Records from a collection:
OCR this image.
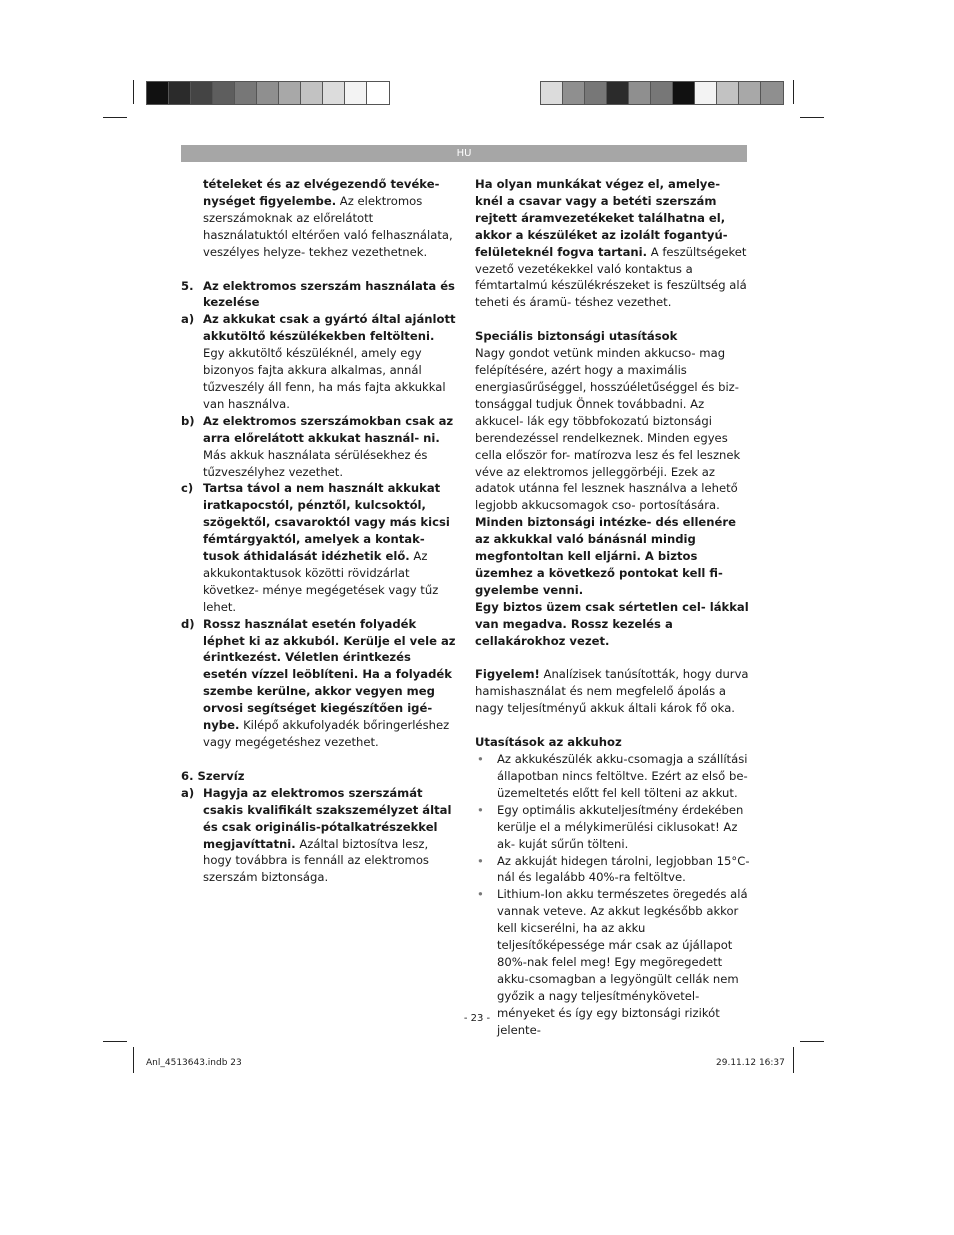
HU
tételeket és az elvégezendő tevéke- nységet figyelembe. Az elektromos szerszámoknak az előrelátott használatuktól eltérően való felhasználata, veszélyes helyze- tekhez vezethetnek.
5. Az elektromos szerszám használata és kezelése
a) Az akkukat csak a gyártó által ajánlott akkutöltő készülékekben feltölteni. Egy akkutöltő készüléknél, amely egy bizonyos fajta akkura alkalmas, annál tűzveszély áll fenn, ha más fajta akkukkal van használva.
b) Az elektromos szerszámokban csak az arra előrelátott akkukat használ- ni. Más akkuk használata sérülésekhez és tűzveszélyhez vezethet.
c) Tartsa távol a nem használt akkukat iratkapocstól, pénztől, kulcsoktól, szögektől, csavaroktól vagy más kicsi fémtárgyaktól, amelyek a kontak- tusok áthidalását idézhetik elő. Az akkukontaktusok közötti rövidzárlat következ- ménye megégetések vagy tűz lehet.
d) Rossz használat esetén folyadék léphet ki az akkuból. Kerülje el vele az érintkezést. Véletlen érintkezés esetén vízzel leöblíteni. Ha a folyadék szembe kerülne, akkor vegyen meg orvosi segítséget kiegészítően igé- nybe. Kilépő akkufolyadék bőringerléshez vagy megégetéshez vezethet.
6. Szervíz
a) Hagyja az elektromos szerszámát csakis kvalifikált szakszemélyzet által és csak originális-pótalkatrészekkel megjavíttatni. Azáltal biztosítva lesz, hogy továbbra is fennáll az elektromos szerszám biztonsága.

Ha olyan munkákat végez el, amelye- knél a csavar vagy a betéti szerszám rejtett áramvezetékeket találhatna el, akkor a készüléket az izolált fogantyú- felületeknél fogva tartani. A feszültségeket vezető vezetékekkel való kontaktus a fémtartalmú készülékrészeket is feszültség alá teheti és áramü- téshez vezethet.

Speciális biztonsági utasítások

Nagy gondot vetünk minden akkucso- mag felépítésére, azért hogy a maximális energiasűrűséggel, hosszúéletűséggel és biz- tonsággal tudjuk Önnek továbbadni. Az akkucel- lák egy többfokozatú biztonsági berendezéssel rendelkeznek. Minden egyes cella először for- matírozva lesz és fel lesznek véve az elektromos jelleggörbéji. Ezek az adatok utánna fel lesznek használva a lehető legjobb akkucsomagok cso- portosítására. Minden biztonsági intézke- dés ellenére az akkukkal való bánásnál mindig megfontoltan kell eljárni. A biztos üzemhez a következő pontokat kell fi- gyelembe venni.

Egy biztos üzem csak sértetlen cel- lákkal van megadva. Rossz kezelés a cellakárokhoz vezet.

Figyelem! Analízisek tanúsították, hogy durva hamishasználat és nem megfelelő ápolás a nagy teljesítményű akkuk általi károk fő oka.

Utasítások az akkuhoz
• Az akkukészülék akku-csomagja a szállítási állapotban nincs feltöltve. Ezért az első be- üzemeltetés előtt fel kell tölteni az akkut.
• Egy optimális akkuteljesítmény érdekében kerülje el a mélykimerülési ciklusokat! Az ak- kuját sűrűn tölteni.
• Az akkuját hidegen tárolni, legjobban 15°C- nál és legalább 40%-ra feltöltve.
• Lithium-Ion akku természetes öregedés alá vannak veteve. Az akkut legkésőbb akkor kell kicserélni, ha az akku teljesítőképessége már csak az újállapot 80%-nak felel meg! Egy megöregedett akku-csomagban a legyöngült cellák nem győzik a nagy teljesítménykövetel- ményeket és így egy biztonsági rizikót jelente-
- 23 -
Anl_4513643.indb 23	29.11.12 16:37
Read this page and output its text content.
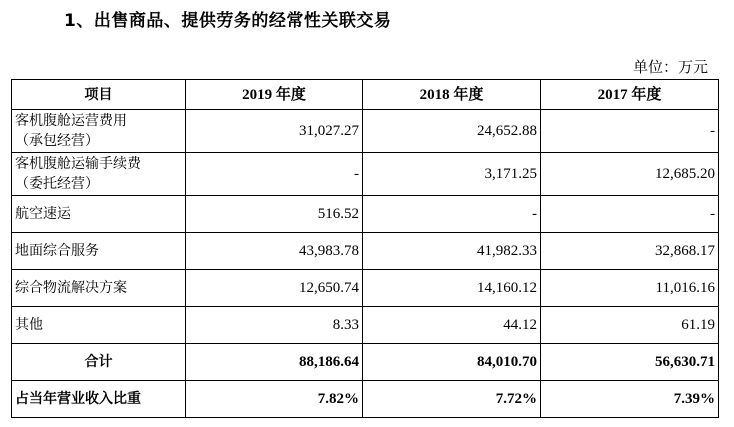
1、出售商品、提供劳务的经常性关联交易
单位：万元
项目	2019 年度	2018 年度	2017 年度

客机腹舱运营费用
（承包经营）	31,027.27	24,652.88	-

客机腹舱运输手续费
（委托经营）	-	3,171.25	12,685.20
航空速运	516.52	-	-
地面综合服务	43,983.78	41,982.33	32,868.17
综合物流解决方案	12,650.74	14,160.12	11,016.16
其他	8.33	44.12	61.19
合计	88,186.64	84,010.70	56,630.71
占当年营业收入比重	7.82%	7.72%	7.39%
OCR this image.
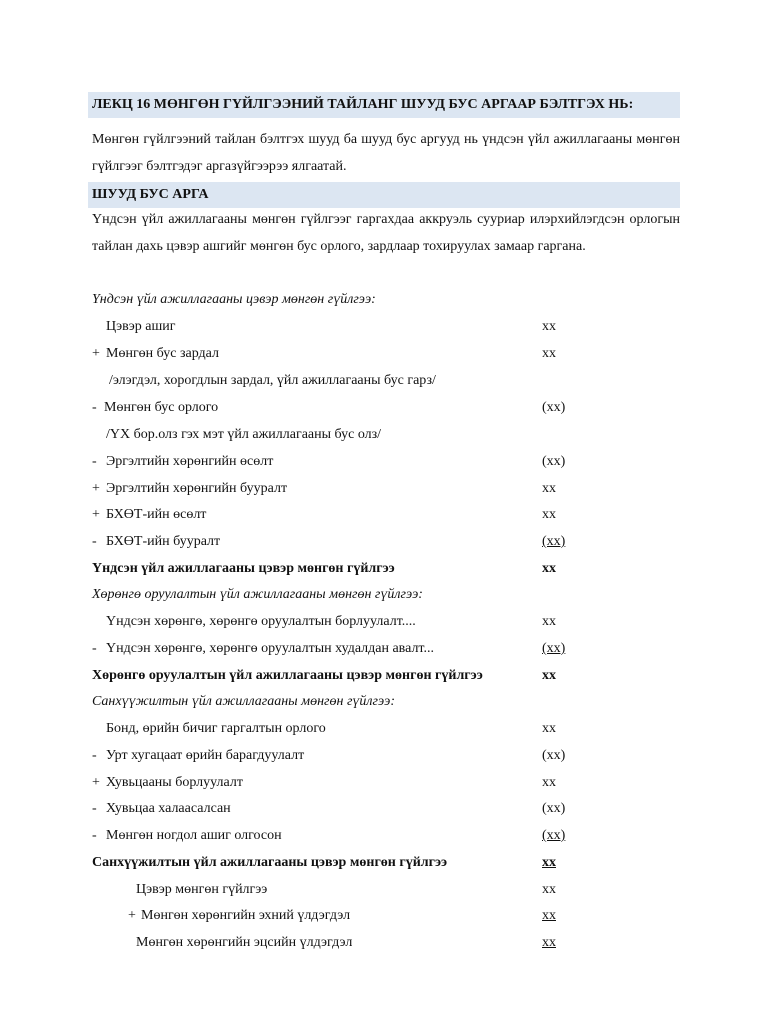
ЛЕКЦ 16 МӨНГӨН ГҮЙЛГЭЭНИЙ ТАЙЛАНГ ШУУД БУС АРГААР БЭЛТГЭХ НЬ:

Мөнгөн гүйлгээний тайлан бэлтгэх шууд ба шууд бус аргууд нь үндсэн үйл ажиллагааны мөнгөн гүйлгээг бэлтгэдэг аргазүйгээрээ ялгаатай.

ШУУД БУС АРГА

Үндсэн үйл ажиллагааны мөнгөн гүйлгээг гаргахдаа аккруэль сууриар илэрхийлэгдсэн орлогын тайлан дахь цэвэр ашгийг мөнгөн бус орлого, зардлаар тохируулах замаар гаргана.

Үндсэн үйл ажиллагааны цэвэр мөнгөн гүйлгээ:
Цэвэр ашиг	xx
+ Мөнгөн бус зардал	xx
/элэгдэл, хорогдлын зардал, үйл ажиллагааны бус гарз/
- Мөнгөн бус орлого	(xx)
/ҮХ бор.олз гэх мэт үйл ажиллагааны бус олз/
- Эргэлтийн хөрөнгийн өсөлт	(xx)
+ Эргэлтийн хөрөнгийн бууралт	xx
+ БХӨТ-ийн өсөлт	xx
- БХӨТ-ийн бууралт	(xx)
Үндсэн үйл ажиллагааны цэвэр мөнгөн гүйлгээ	xx
Хөрөнгө оруулалтын үйл ажиллагааны мөнгөн гүйлгээ:
Үндсэн хөрөнгө, хөрөнгө оруулалтын борлуулалт....	xx
- Үндсэн хөрөнгө, хөрөнгө оруулалтын худалдан авалт...	(xx)
Хөрөнгө оруулалтын үйл ажиллагааны цэвэр мөнгөн гүйлгээ	xx
Санхүүжилтын үйл ажиллагааны мөнгөн гүйлгээ:
Бонд, өрийн бичиг гаргалтын орлого	xx
- Урт хугацаат өрийн барагдуулалт	(xx)
+ Хувьцааны борлуулалт	xx
- Хувьцаа халаасалсан	(xx)
- Мөнгөн ногдол ашиг олгосон	(xx)
Санхүүжилтын үйл ажиллагааны цэвэр мөнгөн гүйлгээ	xx
Цэвэр мөнгөн гүйлгээ	xx
+ Мөнгөн хөрөнгийн эхний үлдэгдэл	xx
Мөнгөн хөрөнгийн эцсийн үлдэгдэл	xx
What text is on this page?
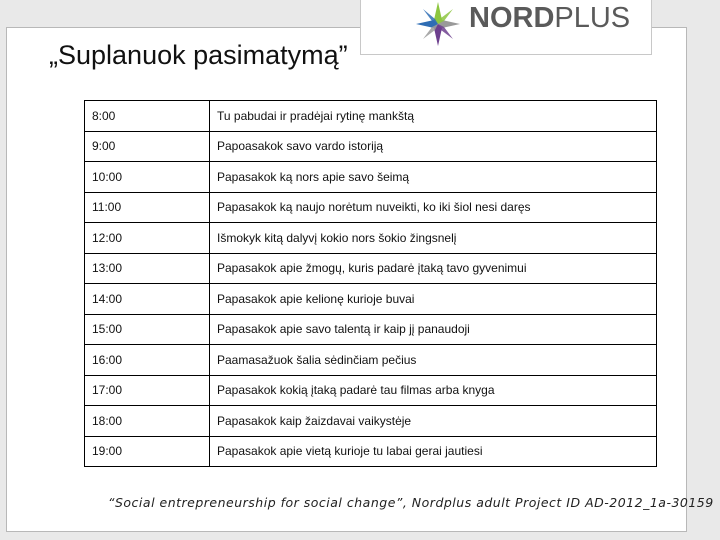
NORDPLUS
„Suplanuok pasimatymą”
8:00	Tu pabudai ir pradėjai rytinę mankštą
9:00	Papoasakok savo vardo istoriją
10:00	Papasakok ką nors apie savo šeimą
11:00	Papasakok ką naujo norėtum nuveikti, ko iki šiol nesi daręs
12:00	Išmokyk kitą dalyvį kokio nors šokio žingsnelį
13:00	Papasakok apie žmogų, kuris padarė įtaką tavo gyvenimui
14:00	Papasakok apie kelionę kurioje buvai
15:00	Papasakok apie savo talentą ir kaip jį panaudoji
16:00	Paamasažuok šalia sėdinčiam pečius
17:00	Papasakok kokią įtaką padarė tau filmas arba knyga
18:00	Papasakok kaip žaizdavai vaikystėje
19:00	Papasakok apie vietą kurioje tu labai gerai jautiesi
“Social entrepreneurship for social change”, Nordplus adult Project ID AD-2012_1a-30159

Stated goal —
Print all of the entries word for word. Skip any images they contain.

Solved exercise —
OCR this image.
HU
tételeket és az elvégezendő tevéke- nységet figyelembe. Az elektromos szerszámoknak az előrelátott használatuktól eltérően való felhasználata, veszélyes helyze- tekhez vezethetnek.
5. Az elektromos szerszám használata és kezelése
a) Az akkukat csak a gyártó által ajánlott akkutöltő készülékekben feltölteni. Egy akkutöltő készüléknél, amely egy bizonyos fajta akkura alkalmas, annál tűzveszély áll fenn, ha más fajta akkukkal van használva.
b) Az elektromos szerszámokban csak az arra előrelátott akkukat használ- ni. Más akkuk használata sérülésekhez és tűzveszélyhez vezethet.
c) Tartsa távol a nem használt akkukat iratkapocstól, pénztől, kulcsoktól, szögektől, csavaroktól vagy más kicsi fémtárgyaktól, amelyek a kontak- tusok áthidalását idézhetik elő. Az akkukontaktusok közötti rövidzárlat következ- ménye megégetések vagy tűz lehet.
d) Rossz használat esetén folyadék léphet ki az akkuból. Kerülje el vele az érintkezést. Véletlen érintkezés esetén vízzel leöblíteni. Ha a folyadék szembe kerülne, akkor vegyen meg orvosi segítséget kiegészítően igé- nybe. Kilépő akkufolyadék bőringerléshez vagy megégetéshez vezethet.
6. Szervíz
a) Hagyja az elektromos szerszámát csakis kvalifikált szakszemélyzet által és csak originális-pótalkatrészekkel megjavíttatni. Azáltal biztosítva lesz, hogy továbbra is fennáll az elektromos szerszám biztonsága.

Ha olyan munkákat végez el, amelye- knél a csavar vagy a betéti szerszám rejtett áramvezetékeket találhatna el, akkor a készüléket az izolált fogantyú- felületeknél fogva tartani. A feszültségeket vezető vezetékekkel való kontaktus a fémtartalmú készülékrészeket is feszültség alá teheti és áramü- téshez vezethet.

Speciális biztonsági utasítások

Nagy gondot vetünk minden akkucso- mag felépítésére, azért hogy a maximális energiasűrűséggel, hosszúéletűséggel és biz- tonsággal tudjuk Önnek továbbadni. Az akkucel- lák egy többfokozatú biztonsági berendezéssel rendelkeznek. Minden egyes cella először for- matírozva lesz és fel lesznek véve az elektromos jelleggörbéji. Ezek az adatok utánna fel lesznek használva a lehető legjobb akkucsomagok cso- portosítására. Minden biztonsági intézke- dés ellenére az akkukkal való bánásnál mindig megfontoltan kell eljárni. A biztos üzemhez a következő pontokat kell fi- gyelembe venni.

Egy biztos üzem csak sértetlen cel- lákkal van megadva. Rossz kezelés a cellakárokhoz vezet.

Figyelem! Analízisek tanúsították, hogy durva hamishasználat és nem megfelelő ápolás a nagy teljesítményű akkuk általi károk fő oka.

Utasítások az akkuhoz
• Az akkukészülék akku-csomagja a szállítási állapotban nincs feltöltve. Ezért az első be- üzemeltetés előtt fel kell tölteni az akkut.
• Egy optimális akkuteljesítmény érdekében kerülje el a mélykimerülési ciklusokat! Az ak- kuját sűrűn tölteni.
• Az akkuját hidegen tárolni, legjobban 15°C- nál és legalább 40%-ra feltöltve.
• Lithium-Ion akku természetes öregedés alá vannak veteve. Az akkut legkésőbb akkor kell kicserélni, ha az akku teljesítőképessége már csak az újállapot 80%-nak felel meg! Egy megöregedett akku-csomagban a legyöngült cellák nem győzik a nagy teljesítménykövetel- ményeket és így egy biztonsági rizikót jelente-
- 23 -
Anl_4513643.indb 23	29.11.12 16:37
Read this page and output its text content.
1、出售商品、提供劳务的经常性关联交易
单位：万元
项目	2019 年度	2018 年度	2017 年度

客机腹舱运营费用
（承包经营）	31,027.27	24,652.88	-

客机腹舱运输手续费
（委托经营）	-	3,171.25	12,685.20
航空速运	516.52	-	-
地面综合服务	43,983.78	41,982.33	32,868.17
综合物流解决方案	12,650.74	14,160.12	11,016.16
其他	8.33	44.12	61.19
合计	88,186.64	84,010.70	56,630.71
占当年营业收入比重	7.82%	7.72%	7.39%
OCR this image.
ЛЕКЦ 16 МӨНГӨН ГҮЙЛГЭЭНИЙ ТАЙЛАНГ ШУУД БУС АРГААР БЭЛТГЭХ НЬ:

Мөнгөн гүйлгээний тайлан бэлтгэх шууд ба шууд бус аргууд нь үндсэн үйл ажиллагааны мөнгөн гүйлгээг бэлтгэдэг аргазүйгээрээ ялгаатай.

ШУУД БУС АРГА

Үндсэн үйл ажиллагааны мөнгөн гүйлгээг гаргахдаа аккруэль сууриар илэрхийлэгдсэн орлогын тайлан дахь цэвэр ашгийг мөнгөн бус орлого, зардлаар тохируулах замаар гаргана.

Үндсэн үйл ажиллагааны цэвэр мөнгөн гүйлгээ:
Цэвэр ашиг	xx
+ Мөнгөн бус зардал	xx
/элэгдэл, хорогдлын зардал, үйл ажиллагааны бус гарз/
- Мөнгөн бус орлого	(xx)
/ҮХ бор.олз гэх мэт үйл ажиллагааны бус олз/
- Эргэлтийн хөрөнгийн өсөлт	(xx)
+ Эргэлтийн хөрөнгийн бууралт	xx
+ БХӨТ-ийн өсөлт	xx
- БХӨТ-ийн бууралт	(xx)
Үндсэн үйл ажиллагааны цэвэр мөнгөн гүйлгээ	xx
Хөрөнгө оруулалтын үйл ажиллагааны мөнгөн гүйлгээ:
Үндсэн хөрөнгө, хөрөнгө оруулалтын борлуулалт....	xx
- Үндсэн хөрөнгө, хөрөнгө оруулалтын худалдан авалт...	(xx)
Хөрөнгө оруулалтын үйл ажиллагааны цэвэр мөнгөн гүйлгээ	xx
Санхүүжилтын үйл ажиллагааны мөнгөн гүйлгээ:
Бонд, өрийн бичиг гаргалтын орлого	xx
- Урт хугацаат өрийн барагдуулалт	(xx)
+ Хувьцааны борлуулалт	xx
- Хувьцаа халаасалсан	(xx)
- Мөнгөн ногдол ашиг олгосон	(xx)
Санхүүжилтын үйл ажиллагааны цэвэр мөнгөн гүйлгээ	xx
Цэвэр мөнгөн гүйлгээ	xx
+ Мөнгөн хөрөнгийн эхний үлдэгдэл	xx
Мөнгөн хөрөнгийн эцсийн үлдэгдэл	xx
What text is on this page?
NORDPLUS
„Suplanuok pasimatymą”
8:00	Tu pabudai ir pradėjai rytinę mankštą
9:00	Papoasakok savo vardo istoriją
10:00	Papasakok ką nors apie savo šeimą
11:00	Papasakok ką naujo norėtum nuveikti, ko iki šiol nesi daręs
12:00	Išmokyk kitą dalyvį kokio nors šokio žingsnelį
13:00	Papasakok apie žmogų, kuris padarė įtaką tavo gyvenimui
14:00	Papasakok apie kelionę kurioje buvai
15:00	Papasakok apie savo talentą ir kaip jį panaudoji
16:00	Paamasažuok šalia sėdinčiam pečius
17:00	Papasakok kokią įtaką padarė tau filmas arba knyga
18:00	Papasakok kaip žaizdavai vaikystėje
19:00	Papasakok apie vietą kurioje tu labai gerai jautiesi
“Social entrepreneurship for social change”, Nordplus adult Project ID AD-2012_1a-30159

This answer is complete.